=== Data extract ===
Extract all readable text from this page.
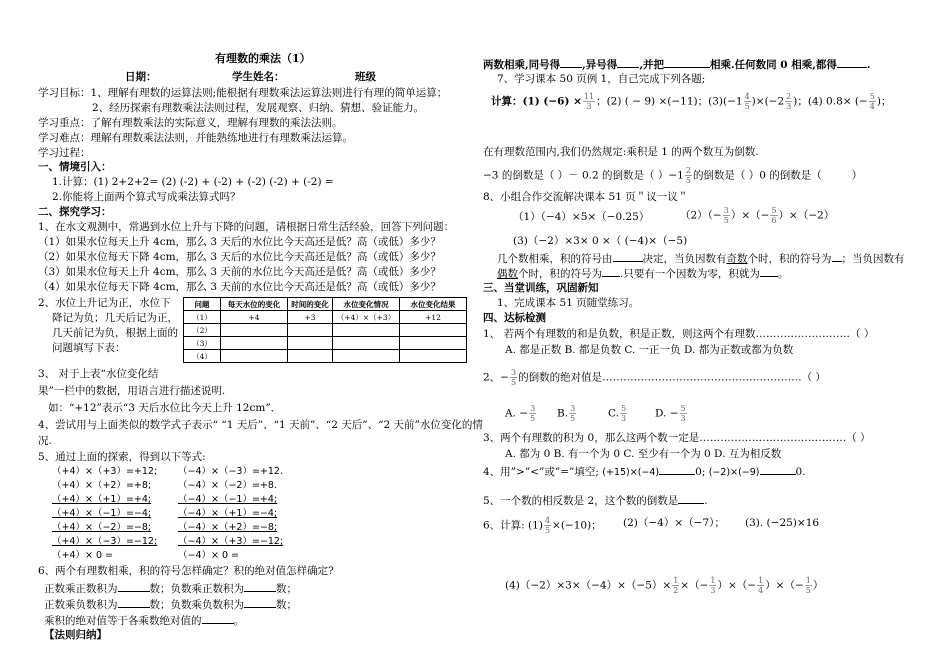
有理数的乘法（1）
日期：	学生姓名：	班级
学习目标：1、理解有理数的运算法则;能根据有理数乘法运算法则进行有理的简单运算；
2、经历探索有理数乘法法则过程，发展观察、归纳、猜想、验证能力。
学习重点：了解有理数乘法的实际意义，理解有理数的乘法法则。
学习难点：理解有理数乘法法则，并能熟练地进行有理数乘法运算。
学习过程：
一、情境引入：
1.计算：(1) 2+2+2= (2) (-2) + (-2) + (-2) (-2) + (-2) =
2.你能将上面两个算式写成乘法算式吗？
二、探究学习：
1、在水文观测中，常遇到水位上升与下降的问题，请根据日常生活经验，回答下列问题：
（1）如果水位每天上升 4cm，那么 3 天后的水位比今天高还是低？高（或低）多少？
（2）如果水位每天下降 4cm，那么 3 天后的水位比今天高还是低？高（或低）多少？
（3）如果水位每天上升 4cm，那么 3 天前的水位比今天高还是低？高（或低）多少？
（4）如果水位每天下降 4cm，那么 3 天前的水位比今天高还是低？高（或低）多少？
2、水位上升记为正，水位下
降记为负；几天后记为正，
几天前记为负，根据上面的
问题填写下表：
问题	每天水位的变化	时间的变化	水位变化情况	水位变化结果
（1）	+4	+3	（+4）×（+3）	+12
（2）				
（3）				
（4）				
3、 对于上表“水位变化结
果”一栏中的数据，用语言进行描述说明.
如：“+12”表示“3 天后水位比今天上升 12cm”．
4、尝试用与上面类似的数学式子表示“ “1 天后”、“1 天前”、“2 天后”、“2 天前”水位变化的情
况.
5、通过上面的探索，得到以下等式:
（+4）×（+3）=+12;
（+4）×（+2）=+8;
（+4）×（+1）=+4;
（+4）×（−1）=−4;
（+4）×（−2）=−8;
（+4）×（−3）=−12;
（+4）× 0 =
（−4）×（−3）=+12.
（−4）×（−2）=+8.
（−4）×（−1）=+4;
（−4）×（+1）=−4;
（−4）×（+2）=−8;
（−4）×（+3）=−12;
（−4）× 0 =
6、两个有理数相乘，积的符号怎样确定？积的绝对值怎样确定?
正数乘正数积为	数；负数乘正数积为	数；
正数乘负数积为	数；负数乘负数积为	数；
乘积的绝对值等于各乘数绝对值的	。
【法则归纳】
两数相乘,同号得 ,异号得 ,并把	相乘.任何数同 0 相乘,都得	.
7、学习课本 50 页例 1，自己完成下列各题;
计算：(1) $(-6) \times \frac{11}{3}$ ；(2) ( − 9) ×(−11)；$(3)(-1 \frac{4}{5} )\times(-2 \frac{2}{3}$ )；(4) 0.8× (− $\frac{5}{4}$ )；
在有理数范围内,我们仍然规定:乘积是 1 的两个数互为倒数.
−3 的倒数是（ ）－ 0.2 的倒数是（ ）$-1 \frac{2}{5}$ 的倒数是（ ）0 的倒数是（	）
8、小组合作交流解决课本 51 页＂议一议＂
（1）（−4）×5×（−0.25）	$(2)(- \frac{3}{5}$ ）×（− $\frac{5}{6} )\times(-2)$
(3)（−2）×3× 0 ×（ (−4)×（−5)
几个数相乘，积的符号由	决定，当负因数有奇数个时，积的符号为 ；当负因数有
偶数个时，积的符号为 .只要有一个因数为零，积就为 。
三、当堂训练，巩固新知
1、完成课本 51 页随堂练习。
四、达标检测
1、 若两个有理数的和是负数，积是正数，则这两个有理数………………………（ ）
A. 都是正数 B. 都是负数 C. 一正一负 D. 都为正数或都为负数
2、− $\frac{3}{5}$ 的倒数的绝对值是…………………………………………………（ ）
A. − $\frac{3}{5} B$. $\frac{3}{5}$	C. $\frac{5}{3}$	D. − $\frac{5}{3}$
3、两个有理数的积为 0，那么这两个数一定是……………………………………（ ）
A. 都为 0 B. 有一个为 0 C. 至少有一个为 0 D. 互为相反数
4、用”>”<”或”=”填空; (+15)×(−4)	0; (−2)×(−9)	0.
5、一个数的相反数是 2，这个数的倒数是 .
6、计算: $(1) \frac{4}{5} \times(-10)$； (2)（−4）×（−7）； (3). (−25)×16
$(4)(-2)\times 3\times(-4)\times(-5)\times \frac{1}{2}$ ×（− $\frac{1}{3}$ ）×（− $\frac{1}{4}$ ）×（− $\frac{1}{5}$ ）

=== Aim ===
Give the data again exactly as written, with all pictures left out.

=== Solution for this task ===
Extract all readable text from this page.
有理数的乘法（1）
日期：	学生姓名：	班级
学习目标：1、理解有理数的运算法则;能根据有理数乘法运算法则进行有理的简单运算；
2、经历探索有理数乘法法则过程，发展观察、归纳、猜想、验证能力。
学习重点：了解有理数乘法的实际意义，理解有理数的乘法法则。
学习难点：理解有理数乘法法则，并能熟练地进行有理数乘法运算。
学习过程：
一、情境引入：
1.计算：(1) 2+2+2= (2) (-2) + (-2) + (-2) (-2) + (-2) =
2.你能将上面两个算式写成乘法算式吗？
二、探究学习：
1、在水文观测中，常遇到水位上升与下降的问题，请根据日常生活经验，回答下列问题：
（1）如果水位每天上升 4cm，那么 3 天后的水位比今天高还是低？高（或低）多少？
（2）如果水位每天下降 4cm，那么 3 天后的水位比今天高还是低？高（或低）多少？
（3）如果水位每天上升 4cm，那么 3 天前的水位比今天高还是低？高（或低）多少？
（4）如果水位每天下降 4cm，那么 3 天前的水位比今天高还是低？高（或低）多少？
2、水位上升记为正，水位下
降记为负；几天后记为正，
几天前记为负，根据上面的
问题填写下表：
问题	每天水位的变化	时间的变化	水位变化情况	水位变化结果
（1）	+4	+3	（+4）×（+3）	+12
（2）				
（3）				
（4）				
3、 对于上表“水位变化结
果”一栏中的数据，用语言进行描述说明.
如：“+12”表示“3 天后水位比今天上升 12cm”．
4、尝试用与上面类似的数学式子表示“ “1 天后”、“1 天前”、“2 天后”、“2 天前”水位变化的情
况.
5、通过上面的探索，得到以下等式:
（+4）×（+3）=+12;
（+4）×（+2）=+8;
（+4）×（+1）=+4;
（+4）×（−1）=−4;
（+4）×（−2）=−8;
（+4）×（−3）=−12;
（+4）× 0 =
（−4）×（−3）=+12.
（−4）×（−2）=+8.
（−4）×（−1）=+4;
（−4）×（+1）=−4;
（−4）×（+2）=−8;
（−4）×（+3）=−12;
（−4）× 0 =
6、两个有理数相乘，积的符号怎样确定？积的绝对值怎样确定?
正数乘正数积为	数；负数乘正数积为	数；
正数乘负数积为	数；负数乘负数积为	数；
乘积的绝对值等于各乘数绝对值的	。
【法则归纳】
两数相乘,同号得 ,异号得 ,并把	相乘.任何数同 0 相乘,都得	.
7、学习课本 50 页例 1，自己完成下列各题;
计算：(1) $(-6) \times \frac{11}{3}$ ；(2) ( − 9) ×(−11)；$(3)(-1 \frac{4}{5} )\times(-2 \frac{2}{3}$ )；(4) 0.8× (− $\frac{5}{4}$ )；
在有理数范围内,我们仍然规定:乘积是 1 的两个数互为倒数.
−3 的倒数是（ ）－ 0.2 的倒数是（ ）$-1 \frac{2}{5}$ 的倒数是（ ）0 的倒数是（	）
8、小组合作交流解决课本 51 页＂议一议＂
（1）（−4）×5×（−0.25）	$(2)(- \frac{3}{5}$ ）×（− $\frac{5}{6} )\times(-2)$
(3)（−2）×3× 0 ×（ (−4)×（−5)
几个数相乘，积的符号由	决定，当负因数有奇数个时，积的符号为 ；当负因数有
偶数个时，积的符号为 .只要有一个因数为零，积就为 。
三、当堂训练，巩固新知
1、完成课本 51 页随堂练习。
四、达标检测
1、 若两个有理数的和是负数，积是正数，则这两个有理数………………………（ ）
A. 都是正数 B. 都是负数 C. 一正一负 D. 都为正数或都为负数
2、− $\frac{3}{5}$ 的倒数的绝对值是…………………………………………………（ ）
A. − $\frac{3}{5} B$. $\frac{3}{5}$	C. $\frac{5}{3}$	D. − $\frac{5}{3}$
3、两个有理数的积为 0，那么这两个数一定是……………………………………（ ）
A. 都为 0 B. 有一个为 0 C. 至少有一个为 0 D. 互为相反数
4、用”>”<”或”=”填空; (+15)×(−4)	0; (−2)×(−9)	0.
5、一个数的相反数是 2，这个数的倒数是 .
6、计算: $(1) \frac{4}{5} \times(-10)$； (2)（−4）×（−7）； (3). (−25)×16
$(4)(-2)\times 3\times(-4)\times(-5)\times \frac{1}{2}$ ×（− $\frac{1}{3}$ ）×（− $\frac{1}{4}$ ）×（− $\frac{1}{5}$ ）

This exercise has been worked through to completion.